= WHAT YOU SHOULD DO =
Retype the records below exactly as they appear.

= TASK INPUTS =
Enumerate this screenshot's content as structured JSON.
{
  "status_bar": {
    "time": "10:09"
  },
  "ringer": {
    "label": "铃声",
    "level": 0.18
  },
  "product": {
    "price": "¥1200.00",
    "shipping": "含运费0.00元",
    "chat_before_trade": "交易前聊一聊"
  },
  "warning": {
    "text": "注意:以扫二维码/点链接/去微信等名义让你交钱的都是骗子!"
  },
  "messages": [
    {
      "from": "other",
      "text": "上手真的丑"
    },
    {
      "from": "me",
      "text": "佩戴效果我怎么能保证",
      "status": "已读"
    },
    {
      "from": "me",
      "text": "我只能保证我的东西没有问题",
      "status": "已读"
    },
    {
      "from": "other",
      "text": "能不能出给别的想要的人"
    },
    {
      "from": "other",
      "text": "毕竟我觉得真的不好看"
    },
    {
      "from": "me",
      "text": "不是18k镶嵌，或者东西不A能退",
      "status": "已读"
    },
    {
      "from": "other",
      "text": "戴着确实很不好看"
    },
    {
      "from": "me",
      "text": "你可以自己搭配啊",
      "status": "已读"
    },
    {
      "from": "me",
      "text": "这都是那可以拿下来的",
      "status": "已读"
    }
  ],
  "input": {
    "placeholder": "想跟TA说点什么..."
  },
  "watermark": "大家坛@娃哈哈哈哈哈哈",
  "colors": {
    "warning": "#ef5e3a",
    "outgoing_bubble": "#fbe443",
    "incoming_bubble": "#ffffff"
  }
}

= EXERCISE RESULT =
Enumerate this screenshot's content as structured JSON.
{
  "status_bar": {
    "time": "10:09"
  },
  "ringer": {
    "label": "铃声",
    "level": 0.18
  },
  "product": {
    "price": "¥1200.00",
    "shipping": "含运费0.00元",
    "chat_before_trade": "交易前聊一聊"
  },
  "warning": {
    "text": "注意:以扫二维码/点链接/去微信等名义让你交钱的都是骗子!"
  },
  "messages": [
    {
      "from": "other",
      "text": "上手真的丑"
    },
    {
      "from": "me",
      "text": "佩戴效果我怎么能保证",
      "status": "已读"
    },
    {
      "from": "me",
      "text": "我只能保证我的东西没有问题",
      "status": "已读"
    },
    {
      "from": "other",
      "text": "能不能出给别的想要的人"
    },
    {
      "from": "other",
      "text": "毕竟我觉得真的不好看"
    },
    {
      "from": "me",
      "text": "不是18k镶嵌，或者东西不A能退",
      "status": "已读"
    },
    {
      "from": "other",
      "text": "戴着确实很不好看"
    },
    {
      "from": "me",
      "text": "你可以自己搭配啊",
      "status": "已读"
    },
    {
      "from": "me",
      "text": "这都是那可以拿下来的",
      "status": "已读"
    }
  ],
  "input": {
    "placeholder": "想跟TA说点什么..."
  },
  "watermark": "大家坛@娃哈哈哈哈哈哈",
  "colors": {
    "warning": "#ef5e3a",
    "outgoing_bubble": "#fbe443",
    "incoming_bubble": "#ffffff"
  }
}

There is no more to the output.